# To be done
Continue the text on the company's key risk categories, picking up right after its last sentence.

-- begin Given passage --

These key risks fall broadly under the following categories:
• Investment and Strategy: An inappropriate investment strategy, for example asset allocation or the level of gearing, may lead to under-performance against the Company's benchmark index and peer companies, resulting in the Company's shares trading on a wider discount. The Board manages these risks by diversification of investments through its investment restrictions and guidelines which are monitored and reported by the Manager. The Manager provides the Directors with timely and accurate management information, including performance data and attribution analyses, revenue estimates, liquidity reports and shareholder analyses. The Board monitors the implementation and results of the investment process with the Investment Manager, who attends all Board meetings, and reviews data which show statistical measures of the Company's risk profile. The Investment Manager employs the Company's gearing within a strategic range set by the Board. The Board may hold a separate meeting devoted to strategy each year.
• Market: Market risk arises from uncertainty about the future prices of the Company's investments. It represents the potential loss that the Company might suffer through holding investments in the face of negative market movements. The Board considers asset allocation, stock selection and levels of gearing on a regular basis and has set investment restrictions and guidelines, which are monitored and reported on by the Manager. The Board monitors the implementation and results of the investment process with the Manager.
• Accounting, Legal and Regulatory: In order to qualify as an investment trust, the Company must comply with Section 1158 of the Corporation Tax Act 2010 ('Section 1158'). Details of the Company's approval are given under 'Structure of the Company' within the Business Review section above. Were the Company to breach Section 1158, it might lose investment trust status and, as a consequence, gains within the Company's portfolio could be subject to Capital Gains Tax. The Section 1158 qualification criteria are continually monitored by the Manager and the results reported to the Board each month. The Company must also comply with the provisions of The Companies Act 2006 and, since its shares are listed on the London Stock Exchange, the UKLA Listing Rules and Disclosure, Guidance and Transparency Rules ('DTRs'). A breach of the Companies Act 2006 could result in the Company and/or the Directors being fined or the subject of criminal proceedings. Breach of the UKLA Listing Rules or DTRs could result in the Company's shares being suspended from listing, which in turn would breach Section 1158. The Board relies on the services of its Company Secretary to ensure compliance with the Companies Acts and The UKLA Listing Rules and DTRs.

-- end Given passage --
-- begin Items --

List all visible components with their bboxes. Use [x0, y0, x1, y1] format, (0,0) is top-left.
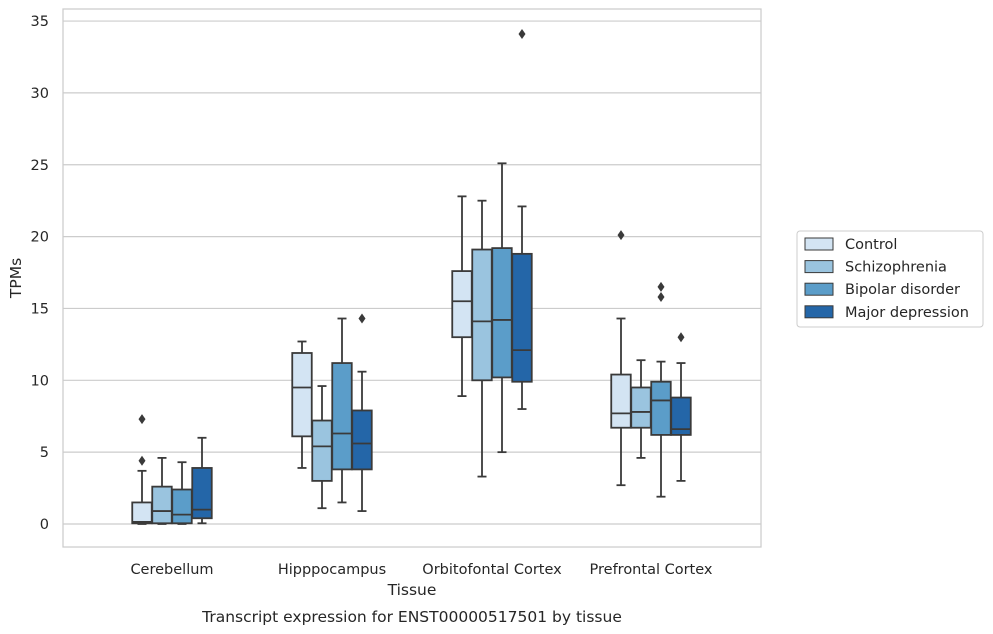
legend-item: Bipolar disorder [804, 282, 960, 298]
box-bipolar-disorder-1 [331, 317, 353, 504]
x-tick-label: Orbitofontal Cortex [422, 562, 562, 578]
x-tick-label: Prefrontal Cortex [590, 562, 713, 578]
iqr-box [131, 501, 153, 525]
iqr-box [171, 488, 193, 525]
iqr-box [670, 396, 692, 436]
x-tick-label: Cerebellum [130, 562, 213, 578]
iqr-box [511, 252, 533, 383]
outlier-point [657, 281, 665, 292]
y-tick-label: 20 [31, 230, 49, 246]
outlier-point [138, 455, 146, 466]
legend-items: Control Schizophrenia Bipolar disorder Majo… [804, 237, 969, 321]
iqr-box [351, 409, 373, 471]
box-bipolar-disorder-2 [491, 162, 513, 454]
boxes [131, 28, 692, 525]
legend-label: Major depression [845, 305, 969, 321]
iqr-box [191, 467, 213, 520]
y-tick-label: 0 [40, 517, 49, 533]
iqr-box [471, 248, 493, 382]
plot-frame [62, 8, 762, 548]
box-schizophrenia-1 [311, 385, 333, 510]
box-schizophrenia-0 [151, 456, 173, 525]
legend-label: Schizophrenia [845, 260, 947, 276]
y-tick-label: 35 [31, 14, 49, 30]
y-axis-ticks: 0 5 10 15 20 25 30 35 [31, 14, 49, 533]
iqr-box [291, 352, 313, 438]
y-tick-label: 15 [31, 301, 49, 317]
box-control-0 [131, 414, 153, 525]
box-bipolar-disorder-0 [171, 461, 193, 525]
legend-swatch [804, 282, 834, 296]
iqr-box [630, 386, 652, 429]
box-control-1 [291, 340, 313, 469]
y-tick-label: 30 [31, 86, 49, 102]
legend-label: Control [845, 237, 897, 253]
iqr-box [151, 485, 173, 525]
box-schizophrenia-3 [630, 359, 652, 459]
x-tick-label: Hipppocampus [278, 562, 386, 578]
box-major-depression-1 [351, 313, 373, 512]
x-axis-ticks: Cerebellum Hipppocampus Orbitofontal Corte… [130, 562, 712, 578]
outlier-point [358, 313, 366, 324]
box-control-3 [610, 230, 632, 487]
box-bipolar-disorder-3 [650, 281, 672, 498]
box-schizophrenia-2 [471, 199, 493, 478]
iqr-box [331, 362, 353, 471]
y-tick-label: 25 [31, 158, 49, 174]
legend-frame [796, 230, 984, 328]
outlier-point [657, 291, 665, 302]
legend: Control Schizophrenia Bipolar disorder Majo… [796, 230, 984, 328]
legend-swatch [804, 305, 834, 319]
legend-item: Control [804, 237, 897, 253]
gridlines [63, 20, 761, 525]
box-major-depression-3 [670, 332, 692, 482]
legend-item: Major depression [804, 305, 969, 321]
figure-caption: Transcript expression for ENST0000051750… [201, 608, 622, 626]
legend-swatch [804, 260, 834, 274]
x-axis-label: Tissue [387, 581, 437, 599]
box-major-depression-2 [511, 28, 533, 410]
y-axis-label: TPMs [7, 258, 25, 299]
y-tick-label: 10 [31, 373, 49, 389]
box-control-2 [451, 195, 473, 398]
y-tick-label: 5 [40, 445, 49, 461]
box-major-depression-0 [191, 436, 213, 525]
outlier-point [617, 230, 625, 241]
legend-item: Schizophrenia [804, 260, 947, 276]
iqr-box [451, 270, 473, 339]
iqr-box [610, 373, 632, 429]
legend-label: Bipolar disorder [845, 282, 960, 298]
iqr-box [650, 380, 672, 436]
legend-swatch [804, 237, 834, 251]
outlier-point [138, 414, 146, 425]
iqr-box [491, 247, 513, 379]
outlier-point [518, 28, 526, 39]
outlier-point [677, 332, 685, 343]
iqr-box [311, 419, 333, 482]
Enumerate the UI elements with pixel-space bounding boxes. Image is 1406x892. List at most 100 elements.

-- end Items --

# Response below
• Corporate Governance and Shareholder Relations: Details of the Company's compliance with Corporate Governance best practice, including information on relations with shareholders, are set out in the Corporate Governance report on pages 27 to 32 of the Company's 2016 Annual Report.
• Operational: Loss of key staff by the Manager, such as the Investment Manager, could affect the performance of the Company. Disruption to, or failure of, the Manager 's accounting, dealing or payments systems or the depositary's or custodian's records could prevent accurate reporting and monitoring of the Company's financial position. On 1st July 2014, the Company appointed BNY Mellon Trust & Depositary (UK) Limited to act as the depositary, responsible for overseeing the operations of the custodian, JPMorgan Chase Bank, N.A., and the Company's cash flows. Details of how the Board monitors the services provided by the Manager and its associates and the key elements designed to provide effective internal control are included with the Risk Management and Internal Control section of the Corporate Governance report on pages 30 and 31 of the Company's 2016 Annual Report. The threat of cyber attack, in all its guises, is regarded as at least as important as more traditional physical threats to business continuity and security. The Company benefits directly or indirectly from all elements of JPMorgan's Cyber Security programme. The information technology controls around the physical security of JPMorgan's data centres, security of its networks and security of its trading applications are tested by Deloitte and reported every six months against the AAF Standard.
• Going concern: Pursuant to the Sharman Report, Boards are now advised to consider going concern as a potential risk, whether or not there is an apparent issue arising in relation thereto. Going concern is considered rigorously on an ongoing basis and the Board's statement on going concern is detailed on page 30 of the Company's 2016 Annual Report.
• Financial: The financial risks faced by the Company include market price risk, interest rate risk, liability risk and credit risk. Further details are disclosed in note 22 on pages 58 to 64 of the Company's 2016 Annual Report.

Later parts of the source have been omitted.